Stored dataset items:
_ _ _ _
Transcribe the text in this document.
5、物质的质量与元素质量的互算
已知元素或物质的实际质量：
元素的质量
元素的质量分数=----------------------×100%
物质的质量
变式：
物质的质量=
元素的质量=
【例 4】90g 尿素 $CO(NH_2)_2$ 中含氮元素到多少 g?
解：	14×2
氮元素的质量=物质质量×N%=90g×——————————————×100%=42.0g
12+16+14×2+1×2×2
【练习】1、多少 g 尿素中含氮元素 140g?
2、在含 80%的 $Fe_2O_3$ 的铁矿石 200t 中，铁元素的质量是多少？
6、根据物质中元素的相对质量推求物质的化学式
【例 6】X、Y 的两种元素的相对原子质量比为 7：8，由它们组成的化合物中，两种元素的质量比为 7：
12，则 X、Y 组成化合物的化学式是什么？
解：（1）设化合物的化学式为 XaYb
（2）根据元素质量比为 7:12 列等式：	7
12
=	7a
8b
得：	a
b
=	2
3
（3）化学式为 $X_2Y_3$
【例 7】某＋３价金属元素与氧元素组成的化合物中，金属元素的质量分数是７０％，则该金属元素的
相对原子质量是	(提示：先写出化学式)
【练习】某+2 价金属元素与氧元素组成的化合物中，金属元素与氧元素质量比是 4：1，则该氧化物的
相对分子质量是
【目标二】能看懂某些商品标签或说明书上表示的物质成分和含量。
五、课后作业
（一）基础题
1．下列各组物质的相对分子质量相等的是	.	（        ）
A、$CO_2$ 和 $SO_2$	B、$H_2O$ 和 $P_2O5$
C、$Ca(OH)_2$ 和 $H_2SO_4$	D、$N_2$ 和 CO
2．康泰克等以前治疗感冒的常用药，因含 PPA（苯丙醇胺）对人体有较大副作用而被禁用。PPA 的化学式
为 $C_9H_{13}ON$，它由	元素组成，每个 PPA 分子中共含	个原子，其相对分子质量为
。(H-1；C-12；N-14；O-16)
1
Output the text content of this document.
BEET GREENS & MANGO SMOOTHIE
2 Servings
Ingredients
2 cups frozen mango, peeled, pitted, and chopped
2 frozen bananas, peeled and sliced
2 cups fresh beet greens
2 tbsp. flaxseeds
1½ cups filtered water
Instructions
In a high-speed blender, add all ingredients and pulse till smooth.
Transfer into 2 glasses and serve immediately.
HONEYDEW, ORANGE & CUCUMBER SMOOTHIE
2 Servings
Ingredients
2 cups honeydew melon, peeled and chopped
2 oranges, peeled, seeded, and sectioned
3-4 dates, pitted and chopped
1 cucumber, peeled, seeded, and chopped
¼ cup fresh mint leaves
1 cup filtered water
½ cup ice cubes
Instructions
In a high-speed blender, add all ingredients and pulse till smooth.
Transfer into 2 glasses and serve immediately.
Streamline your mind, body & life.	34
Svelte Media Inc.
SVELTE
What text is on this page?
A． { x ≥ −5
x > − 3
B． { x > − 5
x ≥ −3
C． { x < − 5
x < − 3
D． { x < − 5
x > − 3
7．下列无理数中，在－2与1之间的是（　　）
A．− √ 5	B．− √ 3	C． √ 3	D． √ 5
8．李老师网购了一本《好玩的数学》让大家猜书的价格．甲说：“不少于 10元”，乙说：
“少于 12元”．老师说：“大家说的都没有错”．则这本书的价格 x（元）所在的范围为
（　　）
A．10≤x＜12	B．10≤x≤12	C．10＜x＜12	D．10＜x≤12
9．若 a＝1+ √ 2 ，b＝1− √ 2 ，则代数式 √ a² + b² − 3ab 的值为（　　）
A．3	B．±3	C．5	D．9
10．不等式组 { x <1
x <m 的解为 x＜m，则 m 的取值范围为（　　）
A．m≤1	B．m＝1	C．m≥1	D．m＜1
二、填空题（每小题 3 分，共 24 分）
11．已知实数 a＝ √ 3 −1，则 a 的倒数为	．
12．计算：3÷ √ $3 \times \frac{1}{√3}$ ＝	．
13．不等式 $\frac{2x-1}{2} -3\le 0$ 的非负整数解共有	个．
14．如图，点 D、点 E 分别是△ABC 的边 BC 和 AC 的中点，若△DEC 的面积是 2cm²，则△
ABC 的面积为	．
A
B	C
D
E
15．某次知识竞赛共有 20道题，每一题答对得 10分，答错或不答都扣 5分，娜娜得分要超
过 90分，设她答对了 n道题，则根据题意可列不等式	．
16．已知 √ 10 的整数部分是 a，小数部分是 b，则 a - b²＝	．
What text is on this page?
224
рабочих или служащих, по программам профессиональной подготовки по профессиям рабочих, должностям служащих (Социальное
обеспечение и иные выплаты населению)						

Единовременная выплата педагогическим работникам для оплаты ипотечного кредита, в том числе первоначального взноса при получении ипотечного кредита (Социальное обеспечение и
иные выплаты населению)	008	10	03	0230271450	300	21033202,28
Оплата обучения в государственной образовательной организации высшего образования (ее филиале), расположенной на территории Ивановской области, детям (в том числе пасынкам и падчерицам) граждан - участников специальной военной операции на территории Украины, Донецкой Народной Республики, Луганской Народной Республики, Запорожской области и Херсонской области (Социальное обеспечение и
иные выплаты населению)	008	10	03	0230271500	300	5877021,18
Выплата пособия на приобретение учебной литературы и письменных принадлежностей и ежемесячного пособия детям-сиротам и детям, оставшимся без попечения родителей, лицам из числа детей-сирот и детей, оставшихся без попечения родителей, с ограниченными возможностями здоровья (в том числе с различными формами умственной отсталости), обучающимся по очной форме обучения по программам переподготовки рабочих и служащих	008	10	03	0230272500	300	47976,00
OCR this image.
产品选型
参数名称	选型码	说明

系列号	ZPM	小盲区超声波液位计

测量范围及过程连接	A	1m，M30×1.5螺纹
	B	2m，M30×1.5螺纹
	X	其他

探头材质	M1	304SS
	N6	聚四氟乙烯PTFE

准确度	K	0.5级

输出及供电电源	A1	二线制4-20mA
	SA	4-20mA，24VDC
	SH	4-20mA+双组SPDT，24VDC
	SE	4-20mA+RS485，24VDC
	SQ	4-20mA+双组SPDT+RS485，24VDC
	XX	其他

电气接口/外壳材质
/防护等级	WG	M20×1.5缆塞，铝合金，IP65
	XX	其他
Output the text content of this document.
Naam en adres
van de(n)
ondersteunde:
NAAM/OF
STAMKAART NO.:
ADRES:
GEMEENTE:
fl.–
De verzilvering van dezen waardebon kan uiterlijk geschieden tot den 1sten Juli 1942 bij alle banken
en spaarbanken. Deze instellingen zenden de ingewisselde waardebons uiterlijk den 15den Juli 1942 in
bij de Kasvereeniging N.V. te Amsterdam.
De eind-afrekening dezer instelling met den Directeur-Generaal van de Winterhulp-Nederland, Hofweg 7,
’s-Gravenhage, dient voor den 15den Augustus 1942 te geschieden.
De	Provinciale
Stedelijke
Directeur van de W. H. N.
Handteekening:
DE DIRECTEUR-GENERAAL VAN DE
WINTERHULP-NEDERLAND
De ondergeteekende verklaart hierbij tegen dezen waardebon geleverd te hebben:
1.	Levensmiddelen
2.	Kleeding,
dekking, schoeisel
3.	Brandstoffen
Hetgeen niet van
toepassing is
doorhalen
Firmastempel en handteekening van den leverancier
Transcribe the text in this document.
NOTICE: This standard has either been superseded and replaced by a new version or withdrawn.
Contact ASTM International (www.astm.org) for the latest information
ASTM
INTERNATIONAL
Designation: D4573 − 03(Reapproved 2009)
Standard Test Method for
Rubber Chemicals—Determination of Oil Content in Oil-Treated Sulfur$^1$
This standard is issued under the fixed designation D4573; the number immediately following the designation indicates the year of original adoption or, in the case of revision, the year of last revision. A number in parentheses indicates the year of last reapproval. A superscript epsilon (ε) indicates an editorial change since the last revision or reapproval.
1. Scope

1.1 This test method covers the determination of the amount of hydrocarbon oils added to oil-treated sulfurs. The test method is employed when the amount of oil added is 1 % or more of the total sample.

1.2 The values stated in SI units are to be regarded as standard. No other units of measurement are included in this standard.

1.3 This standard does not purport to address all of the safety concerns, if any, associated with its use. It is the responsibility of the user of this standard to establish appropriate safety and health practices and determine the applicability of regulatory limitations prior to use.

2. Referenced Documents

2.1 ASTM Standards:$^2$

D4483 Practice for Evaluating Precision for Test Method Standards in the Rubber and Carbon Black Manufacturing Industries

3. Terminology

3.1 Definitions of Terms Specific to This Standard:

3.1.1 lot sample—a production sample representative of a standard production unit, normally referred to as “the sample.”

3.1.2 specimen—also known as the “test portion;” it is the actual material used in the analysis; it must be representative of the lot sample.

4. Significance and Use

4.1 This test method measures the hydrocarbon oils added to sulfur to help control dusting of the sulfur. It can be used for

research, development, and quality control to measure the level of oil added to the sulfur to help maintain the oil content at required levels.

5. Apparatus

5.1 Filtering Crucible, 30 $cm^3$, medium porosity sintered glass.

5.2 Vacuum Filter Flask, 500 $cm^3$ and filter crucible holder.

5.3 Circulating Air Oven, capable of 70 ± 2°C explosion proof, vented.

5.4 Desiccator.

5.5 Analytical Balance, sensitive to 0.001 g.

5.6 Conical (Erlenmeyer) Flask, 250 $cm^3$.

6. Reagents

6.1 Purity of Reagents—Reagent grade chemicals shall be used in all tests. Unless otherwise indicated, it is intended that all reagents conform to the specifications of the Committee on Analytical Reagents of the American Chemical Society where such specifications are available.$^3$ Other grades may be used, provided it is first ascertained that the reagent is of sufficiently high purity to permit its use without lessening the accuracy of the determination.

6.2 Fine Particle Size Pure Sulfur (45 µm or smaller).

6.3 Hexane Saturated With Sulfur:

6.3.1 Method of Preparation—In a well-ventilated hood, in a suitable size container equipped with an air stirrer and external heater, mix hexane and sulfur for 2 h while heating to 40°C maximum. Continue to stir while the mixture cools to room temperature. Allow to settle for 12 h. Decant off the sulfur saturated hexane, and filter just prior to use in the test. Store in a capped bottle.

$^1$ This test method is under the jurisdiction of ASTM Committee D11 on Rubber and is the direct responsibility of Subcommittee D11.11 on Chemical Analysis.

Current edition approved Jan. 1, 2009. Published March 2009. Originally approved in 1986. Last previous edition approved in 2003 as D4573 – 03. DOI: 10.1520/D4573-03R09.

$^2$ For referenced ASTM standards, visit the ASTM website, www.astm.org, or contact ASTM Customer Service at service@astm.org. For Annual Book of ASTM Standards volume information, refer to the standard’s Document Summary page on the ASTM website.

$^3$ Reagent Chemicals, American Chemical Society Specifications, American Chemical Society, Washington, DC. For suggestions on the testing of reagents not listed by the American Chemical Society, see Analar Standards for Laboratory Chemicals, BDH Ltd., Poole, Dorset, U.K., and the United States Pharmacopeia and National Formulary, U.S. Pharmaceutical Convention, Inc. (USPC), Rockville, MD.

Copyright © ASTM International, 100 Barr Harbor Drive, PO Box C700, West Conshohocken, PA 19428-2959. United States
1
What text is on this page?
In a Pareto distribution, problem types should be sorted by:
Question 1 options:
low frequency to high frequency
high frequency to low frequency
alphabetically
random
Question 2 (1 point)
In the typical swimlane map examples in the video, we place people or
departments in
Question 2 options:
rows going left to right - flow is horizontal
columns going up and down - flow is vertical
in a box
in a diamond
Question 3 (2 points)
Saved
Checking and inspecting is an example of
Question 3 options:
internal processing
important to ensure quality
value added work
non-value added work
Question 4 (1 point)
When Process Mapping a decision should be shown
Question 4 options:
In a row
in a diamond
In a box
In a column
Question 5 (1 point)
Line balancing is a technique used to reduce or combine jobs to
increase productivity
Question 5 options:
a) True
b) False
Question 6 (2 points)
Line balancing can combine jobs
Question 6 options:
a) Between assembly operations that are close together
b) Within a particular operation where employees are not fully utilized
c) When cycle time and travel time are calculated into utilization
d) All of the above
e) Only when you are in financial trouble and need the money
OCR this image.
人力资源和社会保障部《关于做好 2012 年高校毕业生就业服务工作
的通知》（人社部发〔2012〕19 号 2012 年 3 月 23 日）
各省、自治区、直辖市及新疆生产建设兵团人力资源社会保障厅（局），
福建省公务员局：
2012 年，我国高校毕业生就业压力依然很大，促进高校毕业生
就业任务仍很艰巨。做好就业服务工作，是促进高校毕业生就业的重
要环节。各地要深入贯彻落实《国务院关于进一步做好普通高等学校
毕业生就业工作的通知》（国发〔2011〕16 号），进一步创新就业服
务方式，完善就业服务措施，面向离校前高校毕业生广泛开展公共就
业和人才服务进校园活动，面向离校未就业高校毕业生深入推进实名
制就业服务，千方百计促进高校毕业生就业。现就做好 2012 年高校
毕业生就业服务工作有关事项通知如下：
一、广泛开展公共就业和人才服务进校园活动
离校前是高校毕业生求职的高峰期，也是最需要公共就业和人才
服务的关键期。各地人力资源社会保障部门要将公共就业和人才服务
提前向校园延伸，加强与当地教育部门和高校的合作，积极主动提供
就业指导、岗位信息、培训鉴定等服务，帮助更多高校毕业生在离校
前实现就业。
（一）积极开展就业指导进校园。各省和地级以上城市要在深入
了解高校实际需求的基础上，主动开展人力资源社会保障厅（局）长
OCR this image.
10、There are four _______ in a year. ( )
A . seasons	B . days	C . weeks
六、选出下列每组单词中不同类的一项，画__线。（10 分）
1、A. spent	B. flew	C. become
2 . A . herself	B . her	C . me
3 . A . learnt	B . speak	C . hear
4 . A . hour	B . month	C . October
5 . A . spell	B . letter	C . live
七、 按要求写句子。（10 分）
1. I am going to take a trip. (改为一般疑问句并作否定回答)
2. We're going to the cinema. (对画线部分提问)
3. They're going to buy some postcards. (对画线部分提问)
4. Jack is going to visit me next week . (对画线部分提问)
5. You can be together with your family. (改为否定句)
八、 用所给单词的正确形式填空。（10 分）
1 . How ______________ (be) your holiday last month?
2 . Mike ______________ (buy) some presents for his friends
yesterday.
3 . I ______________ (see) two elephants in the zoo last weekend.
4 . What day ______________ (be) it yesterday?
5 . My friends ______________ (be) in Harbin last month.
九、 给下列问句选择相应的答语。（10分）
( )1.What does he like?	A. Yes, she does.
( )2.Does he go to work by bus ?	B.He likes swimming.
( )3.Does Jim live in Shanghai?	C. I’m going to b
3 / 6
_ _ _ _
Count the lines in the entries that hold the word "balancing", and give nothing but the total.

Response: 2